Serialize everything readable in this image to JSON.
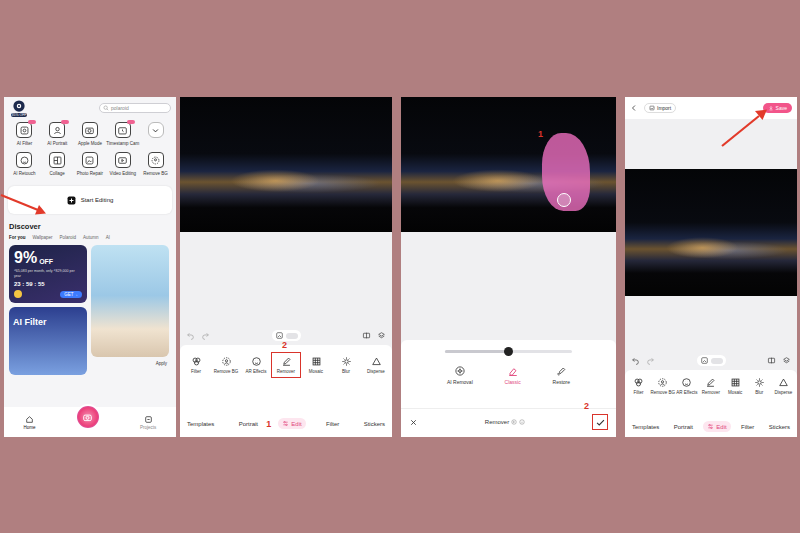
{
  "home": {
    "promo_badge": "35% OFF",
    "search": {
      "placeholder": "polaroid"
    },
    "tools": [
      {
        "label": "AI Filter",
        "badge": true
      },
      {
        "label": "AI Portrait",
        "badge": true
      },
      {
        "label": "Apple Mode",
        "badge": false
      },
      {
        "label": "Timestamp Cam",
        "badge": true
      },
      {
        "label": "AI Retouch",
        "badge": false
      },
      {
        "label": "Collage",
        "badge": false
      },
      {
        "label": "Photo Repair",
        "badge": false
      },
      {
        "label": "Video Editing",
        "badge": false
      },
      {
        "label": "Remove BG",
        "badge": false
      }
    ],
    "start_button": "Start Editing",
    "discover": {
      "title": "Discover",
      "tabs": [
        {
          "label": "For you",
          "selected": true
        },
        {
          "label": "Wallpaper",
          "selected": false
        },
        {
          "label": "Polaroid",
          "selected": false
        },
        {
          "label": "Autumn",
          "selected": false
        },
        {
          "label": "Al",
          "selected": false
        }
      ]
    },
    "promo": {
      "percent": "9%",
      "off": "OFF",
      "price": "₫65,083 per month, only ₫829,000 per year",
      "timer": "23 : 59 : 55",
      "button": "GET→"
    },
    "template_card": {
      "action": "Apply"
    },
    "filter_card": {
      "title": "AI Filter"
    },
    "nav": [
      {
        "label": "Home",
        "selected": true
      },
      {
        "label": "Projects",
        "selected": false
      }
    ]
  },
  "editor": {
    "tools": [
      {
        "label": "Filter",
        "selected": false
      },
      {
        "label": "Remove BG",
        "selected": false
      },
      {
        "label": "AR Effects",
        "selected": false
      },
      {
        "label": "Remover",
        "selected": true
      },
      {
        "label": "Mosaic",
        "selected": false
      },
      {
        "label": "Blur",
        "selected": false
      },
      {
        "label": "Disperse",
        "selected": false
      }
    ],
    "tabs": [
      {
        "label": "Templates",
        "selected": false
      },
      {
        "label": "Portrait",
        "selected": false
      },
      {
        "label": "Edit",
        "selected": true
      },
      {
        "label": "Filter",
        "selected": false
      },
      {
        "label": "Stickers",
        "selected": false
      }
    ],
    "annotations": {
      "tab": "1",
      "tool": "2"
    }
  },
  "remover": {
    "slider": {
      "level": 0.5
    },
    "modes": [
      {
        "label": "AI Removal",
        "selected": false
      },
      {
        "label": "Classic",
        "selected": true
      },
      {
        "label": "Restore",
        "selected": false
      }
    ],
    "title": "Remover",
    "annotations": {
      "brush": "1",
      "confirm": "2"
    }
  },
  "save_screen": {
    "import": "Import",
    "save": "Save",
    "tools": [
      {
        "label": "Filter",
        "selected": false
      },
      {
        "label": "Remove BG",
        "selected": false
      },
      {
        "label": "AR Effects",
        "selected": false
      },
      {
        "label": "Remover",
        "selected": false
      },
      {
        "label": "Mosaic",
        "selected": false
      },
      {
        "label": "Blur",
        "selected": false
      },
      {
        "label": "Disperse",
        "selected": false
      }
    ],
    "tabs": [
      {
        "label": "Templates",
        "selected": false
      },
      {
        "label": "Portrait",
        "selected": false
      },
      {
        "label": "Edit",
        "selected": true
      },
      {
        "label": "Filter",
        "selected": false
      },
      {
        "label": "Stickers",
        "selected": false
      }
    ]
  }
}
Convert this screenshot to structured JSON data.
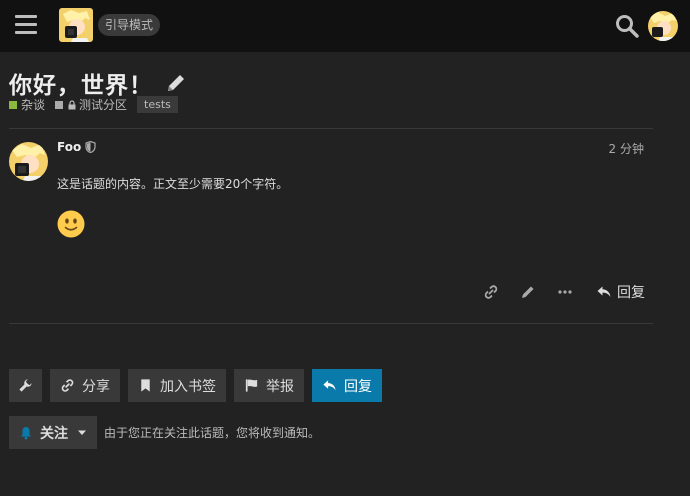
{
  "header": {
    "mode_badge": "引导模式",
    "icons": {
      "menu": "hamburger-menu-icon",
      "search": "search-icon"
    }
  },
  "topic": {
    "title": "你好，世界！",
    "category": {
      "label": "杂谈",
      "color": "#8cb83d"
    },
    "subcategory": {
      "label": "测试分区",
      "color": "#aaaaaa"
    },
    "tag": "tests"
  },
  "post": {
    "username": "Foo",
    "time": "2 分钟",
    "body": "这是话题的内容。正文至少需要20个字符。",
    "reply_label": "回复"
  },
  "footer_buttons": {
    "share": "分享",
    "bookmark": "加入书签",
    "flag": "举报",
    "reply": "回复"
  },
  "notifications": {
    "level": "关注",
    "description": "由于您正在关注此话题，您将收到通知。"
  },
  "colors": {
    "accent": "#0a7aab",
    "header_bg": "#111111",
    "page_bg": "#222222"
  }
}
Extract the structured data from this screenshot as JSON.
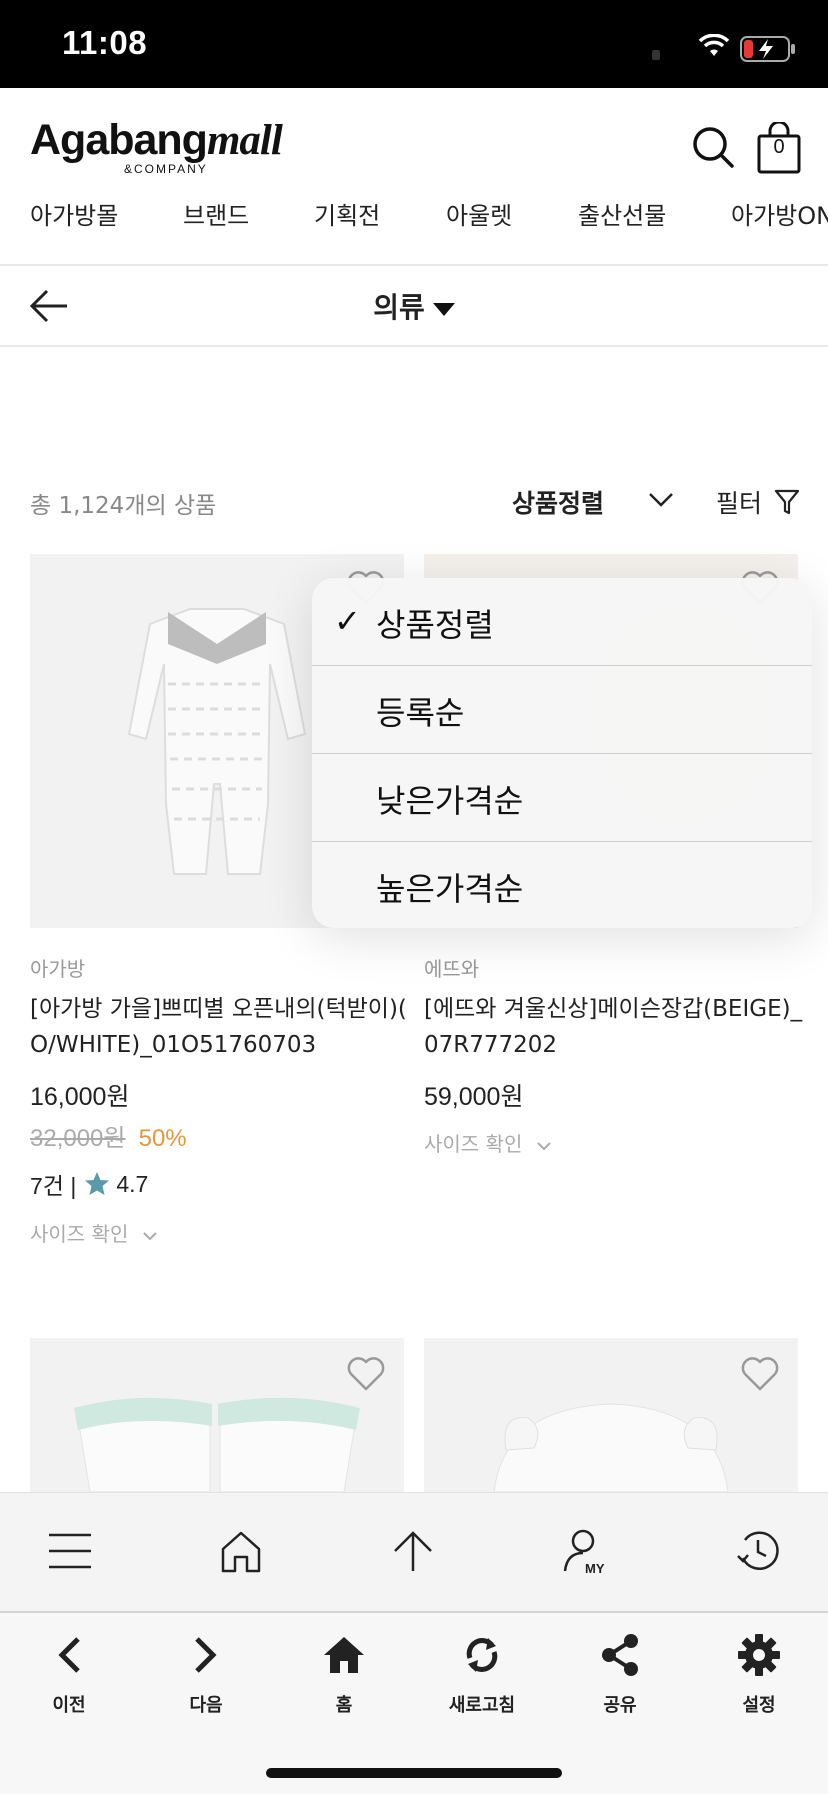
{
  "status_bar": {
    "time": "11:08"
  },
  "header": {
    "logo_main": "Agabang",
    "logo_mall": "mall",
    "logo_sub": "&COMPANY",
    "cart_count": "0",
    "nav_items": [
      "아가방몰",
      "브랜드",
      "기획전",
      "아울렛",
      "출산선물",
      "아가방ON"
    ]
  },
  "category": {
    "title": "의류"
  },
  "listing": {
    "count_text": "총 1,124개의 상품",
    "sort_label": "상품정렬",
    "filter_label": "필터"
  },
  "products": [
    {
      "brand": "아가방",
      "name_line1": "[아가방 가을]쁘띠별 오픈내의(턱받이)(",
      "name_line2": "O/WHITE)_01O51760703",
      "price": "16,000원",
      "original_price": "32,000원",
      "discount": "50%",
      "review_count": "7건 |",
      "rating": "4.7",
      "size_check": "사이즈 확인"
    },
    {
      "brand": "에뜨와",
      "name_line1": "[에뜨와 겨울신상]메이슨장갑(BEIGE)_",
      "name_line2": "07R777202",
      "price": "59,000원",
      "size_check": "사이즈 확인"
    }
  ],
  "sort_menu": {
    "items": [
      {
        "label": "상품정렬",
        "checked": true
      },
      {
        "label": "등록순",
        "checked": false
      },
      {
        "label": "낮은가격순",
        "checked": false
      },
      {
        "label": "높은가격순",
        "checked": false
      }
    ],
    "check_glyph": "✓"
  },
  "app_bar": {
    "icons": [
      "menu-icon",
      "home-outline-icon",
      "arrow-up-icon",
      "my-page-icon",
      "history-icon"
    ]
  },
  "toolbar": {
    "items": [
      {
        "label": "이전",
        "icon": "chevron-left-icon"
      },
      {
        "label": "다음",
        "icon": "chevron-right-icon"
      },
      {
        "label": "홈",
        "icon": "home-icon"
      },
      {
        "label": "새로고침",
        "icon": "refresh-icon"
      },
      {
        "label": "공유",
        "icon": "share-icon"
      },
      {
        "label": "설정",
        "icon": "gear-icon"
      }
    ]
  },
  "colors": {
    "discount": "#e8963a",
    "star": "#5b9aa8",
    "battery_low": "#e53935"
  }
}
------------------------
**Exercise prompt**
Reproduce each entry precisely. Leave the pictures out.

**Exercise response**
Serialize everything readable in this image to JSON.
{
  "home": {
    "promo_badge": "35% OFF",
    "search": {
      "placeholder": "polaroid"
    },
    "tools": [
      {
        "label": "AI Filter",
        "badge": true
      },
      {
        "label": "AI Portrait",
        "badge": true
      },
      {
        "label": "Apple Mode",
        "badge": false
      },
      {
        "label": "Timestamp Cam",
        "badge": true
      },
      {
        "label": "AI Retouch",
        "badge": false
      },
      {
        "label": "Collage",
        "badge": false
      },
      {
        "label": "Photo Repair",
        "badge": false
      },
      {
        "label": "Video Editing",
        "badge": false
      },
      {
        "label": "Remove BG",
        "badge": false
      }
    ],
    "start_button": "Start Editing",
    "discover": {
      "title": "Discover",
      "tabs": [
        {
          "label": "For you",
          "selected": true
        },
        {
          "label": "Wallpaper",
          "selected": false
        },
        {
          "label": "Polaroid",
          "selected": false
        },
        {
          "label": "Autumn",
          "selected": false
        },
        {
          "label": "Al",
          "selected": false
        }
      ]
    },
    "promo": {
      "percent": "9%",
      "off": "OFF",
      "price": "₫65,083 per month, only ₫829,000 per year",
      "timer": "23 : 59 : 55",
      "button": "GET→"
    },
    "template_card": {
      "action": "Apply"
    },
    "filter_card": {
      "title": "AI Filter"
    },
    "nav": [
      {
        "label": "Home",
        "selected": true
      },
      {
        "label": "Projects",
        "selected": false
      }
    ]
  },
  "editor": {
    "tools": [
      {
        "label": "Filter",
        "selected": false
      },
      {
        "label": "Remove BG",
        "selected": false
      },
      {
        "label": "AR Effects",
        "selected": false
      },
      {
        "label": "Remover",
        "selected": true
      },
      {
        "label": "Mosaic",
        "selected": false
      },
      {
        "label": "Blur",
        "selected": false
      },
      {
        "label": "Disperse",
        "selected": false
      }
    ],
    "tabs": [
      {
        "label": "Templates",
        "selected": false
      },
      {
        "label": "Portrait",
        "selected": false
      },
      {
        "label": "Edit",
        "selected": true
      },
      {
        "label": "Filter",
        "selected": false
      },
      {
        "label": "Stickers",
        "selected": false
      }
    ],
    "annotations": {
      "tab": "1",
      "tool": "2"
    }
  },
  "remover": {
    "slider": {
      "level": 0.5
    },
    "modes": [
      {
        "label": "AI Removal",
        "selected": false
      },
      {
        "label": "Classic",
        "selected": true
      },
      {
        "label": "Restore",
        "selected": false
      }
    ],
    "title": "Remover",
    "annotations": {
      "brush": "1",
      "confirm": "2"
    }
  },
  "save_screen": {
    "import": "Import",
    "save": "Save",
    "tools": [
      {
        "label": "Filter",
        "selected": false
      },
      {
        "label": "Remove BG",
        "selected": false
      },
      {
        "label": "AR Effects",
        "selected": false
      },
      {
        "label": "Remover",
        "selected": false
      },
      {
        "label": "Mosaic",
        "selected": false
      },
      {
        "label": "Blur",
        "selected": false
      },
      {
        "label": "Disperse",
        "selected": false
      }
    ],
    "tabs": [
      {
        "label": "Templates",
        "selected": false
      },
      {
        "label": "Portrait",
        "selected": false
      },
      {
        "label": "Edit",
        "selected": true
      },
      {
        "label": "Filter",
        "selected": false
      },
      {
        "label": "Stickers",
        "selected": false
      }
    ]
  }
}
Convert this screenshot to structured JSON data.
{
  "header": {
    "mode_badge": "引导模式",
    "icons": {
      "menu": "hamburger-menu-icon",
      "search": "search-icon"
    }
  },
  "topic": {
    "title": "你好，世界！",
    "category": {
      "label": "杂谈",
      "color": "#8cb83d"
    },
    "subcategory": {
      "label": "测试分区",
      "color": "#aaaaaa"
    },
    "tag": "tests"
  },
  "post": {
    "username": "Foo",
    "time": "2 分钟",
    "body": "这是话题的内容。正文至少需要20个字符。",
    "reply_label": "回复"
  },
  "footer_buttons": {
    "share": "分享",
    "bookmark": "加入书签",
    "flag": "举报",
    "reply": "回复"
  },
  "notifications": {
    "level": "关注",
    "description": "由于您正在关注此话题，您将收到通知。"
  },
  "colors": {
    "accent": "#0a7aab",
    "header_bg": "#111111",
    "page_bg": "#222222"
  }
}
Extract the structured data from this screenshot as JSON.
{
  "status_bar": {
    "time": "11:08"
  },
  "header": {
    "logo_main": "Agabang",
    "logo_mall": "mall",
    "logo_sub": "&COMPANY",
    "cart_count": "0",
    "nav_items": [
      "아가방몰",
      "브랜드",
      "기획전",
      "아울렛",
      "출산선물",
      "아가방ON"
    ]
  },
  "category": {
    "title": "의류"
  },
  "listing": {
    "count_text": "총 1,124개의 상품",
    "sort_label": "상품정렬",
    "filter_label": "필터"
  },
  "products": [
    {
      "brand": "아가방",
      "name_line1": "[아가방 가을]쁘띠별 오픈내의(턱받이)(",
      "name_line2": "O/WHITE)_01O51760703",
      "price": "16,000원",
      "original_price": "32,000원",
      "discount": "50%",
      "review_count": "7건 |",
      "rating": "4.7",
      "size_check": "사이즈 확인"
    },
    {
      "brand": "에뜨와",
      "name_line1": "[에뜨와 겨울신상]메이슨장갑(BEIGE)_",
      "name_line2": "07R777202",
      "price": "59,000원",
      "size_check": "사이즈 확인"
    }
  ],
  "sort_menu": {
    "items": [
      {
        "label": "상품정렬",
        "checked": true
      },
      {
        "label": "등록순",
        "checked": false
      },
      {
        "label": "낮은가격순",
        "checked": false
      },
      {
        "label": "높은가격순",
        "checked": false
      }
    ],
    "check_glyph": "✓"
  },
  "app_bar": {
    "icons": [
      "menu-icon",
      "home-outline-icon",
      "arrow-up-icon",
      "my-page-icon",
      "history-icon"
    ]
  },
  "toolbar": {
    "items": [
      {
        "label": "이전",
        "icon": "chevron-left-icon"
      },
      {
        "label": "다음",
        "icon": "chevron-right-icon"
      },
      {
        "label": "홈",
        "icon": "home-icon"
      },
      {
        "label": "새로고침",
        "icon": "refresh-icon"
      },
      {
        "label": "공유",
        "icon": "share-icon"
      },
      {
        "label": "설정",
        "icon": "gear-icon"
      }
    ]
  },
  "colors": {
    "discount": "#e8963a",
    "star": "#5b9aa8",
    "battery_low": "#e53935"
  }
}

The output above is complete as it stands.